Data extracted from a collection:
%%
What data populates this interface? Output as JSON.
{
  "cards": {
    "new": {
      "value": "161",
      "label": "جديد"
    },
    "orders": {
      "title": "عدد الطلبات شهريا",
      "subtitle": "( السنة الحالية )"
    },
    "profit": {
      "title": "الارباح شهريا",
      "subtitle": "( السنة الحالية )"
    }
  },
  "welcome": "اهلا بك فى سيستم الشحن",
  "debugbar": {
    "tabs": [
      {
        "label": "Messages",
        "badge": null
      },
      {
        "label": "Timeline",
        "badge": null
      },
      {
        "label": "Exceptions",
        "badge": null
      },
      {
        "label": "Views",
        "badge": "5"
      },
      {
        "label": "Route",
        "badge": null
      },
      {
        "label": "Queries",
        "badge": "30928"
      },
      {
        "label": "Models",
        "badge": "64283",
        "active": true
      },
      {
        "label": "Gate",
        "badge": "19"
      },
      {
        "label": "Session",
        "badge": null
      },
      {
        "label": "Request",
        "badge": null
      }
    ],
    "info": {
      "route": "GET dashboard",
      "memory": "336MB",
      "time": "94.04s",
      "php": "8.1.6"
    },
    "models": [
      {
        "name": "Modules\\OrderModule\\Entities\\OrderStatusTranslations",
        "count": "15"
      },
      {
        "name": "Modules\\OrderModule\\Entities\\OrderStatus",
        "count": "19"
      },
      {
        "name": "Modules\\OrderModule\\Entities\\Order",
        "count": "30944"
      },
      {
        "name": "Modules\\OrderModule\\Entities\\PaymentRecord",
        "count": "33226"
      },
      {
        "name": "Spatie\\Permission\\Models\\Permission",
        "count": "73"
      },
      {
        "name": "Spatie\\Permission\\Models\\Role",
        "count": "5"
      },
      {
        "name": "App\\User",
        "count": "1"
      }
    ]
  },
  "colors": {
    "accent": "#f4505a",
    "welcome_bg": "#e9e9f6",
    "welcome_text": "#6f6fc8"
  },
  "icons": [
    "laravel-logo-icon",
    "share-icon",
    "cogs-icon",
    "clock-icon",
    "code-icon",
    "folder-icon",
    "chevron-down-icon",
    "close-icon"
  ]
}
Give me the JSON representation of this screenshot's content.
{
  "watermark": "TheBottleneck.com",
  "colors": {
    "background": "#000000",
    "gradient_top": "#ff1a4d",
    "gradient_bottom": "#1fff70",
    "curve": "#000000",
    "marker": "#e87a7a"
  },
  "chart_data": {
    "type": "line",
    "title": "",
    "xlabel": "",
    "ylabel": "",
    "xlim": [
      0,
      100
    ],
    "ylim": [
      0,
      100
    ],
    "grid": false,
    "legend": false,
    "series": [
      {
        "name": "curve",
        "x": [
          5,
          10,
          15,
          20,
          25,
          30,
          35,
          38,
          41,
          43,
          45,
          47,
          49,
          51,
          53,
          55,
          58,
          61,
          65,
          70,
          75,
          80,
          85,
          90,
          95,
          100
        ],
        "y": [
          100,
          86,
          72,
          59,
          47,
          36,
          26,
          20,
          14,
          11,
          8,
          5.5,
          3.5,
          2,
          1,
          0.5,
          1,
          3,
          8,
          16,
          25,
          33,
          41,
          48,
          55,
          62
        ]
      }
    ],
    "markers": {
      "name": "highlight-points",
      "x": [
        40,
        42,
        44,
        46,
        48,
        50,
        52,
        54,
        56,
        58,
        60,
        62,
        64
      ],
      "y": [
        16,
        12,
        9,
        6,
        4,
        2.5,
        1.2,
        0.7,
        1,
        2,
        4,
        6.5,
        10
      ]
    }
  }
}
%%
→ **Your instructions**: The listing above should be transcribed in full, exactly as written.

→ **Final result**:
What data populates this interface? Output as JSON.
{
  "cards": {
    "new": {
      "value": "161",
      "label": "جديد"
    },
    "orders": {
      "title": "عدد الطلبات شهريا",
      "subtitle": "( السنة الحالية )"
    },
    "profit": {
      "title": "الارباح شهريا",
      "subtitle": "( السنة الحالية )"
    }
  },
  "welcome": "اهلا بك فى سيستم الشحن",
  "debugbar": {
    "tabs": [
      {
        "label": "Messages",
        "badge": null
      },
      {
        "label": "Timeline",
        "badge": null
      },
      {
        "label": "Exceptions",
        "badge": null
      },
      {
        "label": "Views",
        "badge": "5"
      },
      {
        "label": "Route",
        "badge": null
      },
      {
        "label": "Queries",
        "badge": "30928"
      },
      {
        "label": "Models",
        "badge": "64283",
        "active": true
      },
      {
        "label": "Gate",
        "badge": "19"
      },
      {
        "label": "Session",
        "badge": null
      },
      {
        "label": "Request",
        "badge": null
      }
    ],
    "info": {
      "route": "GET dashboard",
      "memory": "336MB",
      "time": "94.04s",
      "php": "8.1.6"
    },
    "models": [
      {
        "name": "Modules\\OrderModule\\Entities\\OrderStatusTranslations",
        "count": "15"
      },
      {
        "name": "Modules\\OrderModule\\Entities\\OrderStatus",
        "count": "19"
      },
      {
        "name": "Modules\\OrderModule\\Entities\\Order",
        "count": "30944"
      },
      {
        "name": "Modules\\OrderModule\\Entities\\PaymentRecord",
        "count": "33226"
      },
      {
        "name": "Spatie\\Permission\\Models\\Permission",
        "count": "73"
      },
      {
        "name": "Spatie\\Permission\\Models\\Role",
        "count": "5"
      },
      {
        "name": "App\\User",
        "count": "1"
      }
    ]
  },
  "colors": {
    "accent": "#f4505a",
    "welcome_bg": "#e9e9f6",
    "welcome_text": "#6f6fc8"
  },
  "icons": [
    "laravel-logo-icon",
    "share-icon",
    "cogs-icon",
    "clock-icon",
    "code-icon",
    "folder-icon",
    "chevron-down-icon",
    "close-icon"
  ]
}
Give me the JSON representation of this screenshot's content.
{
  "watermark": "TheBottleneck.com",
  "colors": {
    "background": "#000000",
    "gradient_top": "#ff1a4d",
    "gradient_bottom": "#1fff70",
    "curve": "#000000",
    "marker": "#e87a7a"
  },
  "chart_data": {
    "type": "line",
    "title": "",
    "xlabel": "",
    "ylabel": "",
    "xlim": [
      0,
      100
    ],
    "ylim": [
      0,
      100
    ],
    "grid": false,
    "legend": false,
    "series": [
      {
        "name": "curve",
        "x": [
          5,
          10,
          15,
          20,
          25,
          30,
          35,
          38,
          41,
          43,
          45,
          47,
          49,
          51,
          53,
          55,
          58,
          61,
          65,
          70,
          75,
          80,
          85,
          90,
          95,
          100
        ],
        "y": [
          100,
          86,
          72,
          59,
          47,
          36,
          26,
          20,
          14,
          11,
          8,
          5.5,
          3.5,
          2,
          1,
          0.5,
          1,
          3,
          8,
          16,
          25,
          33,
          41,
          48,
          55,
          62
        ]
      }
    ],
    "markers": {
      "name": "highlight-points",
      "x": [
        40,
        42,
        44,
        46,
        48,
        50,
        52,
        54,
        56,
        58,
        60,
        62,
        64
      ],
      "y": [
        16,
        12,
        9,
        6,
        4,
        2.5,
        1.2,
        0.7,
        1,
        2,
        4,
        6.5,
        10
      ]
    }
  }
}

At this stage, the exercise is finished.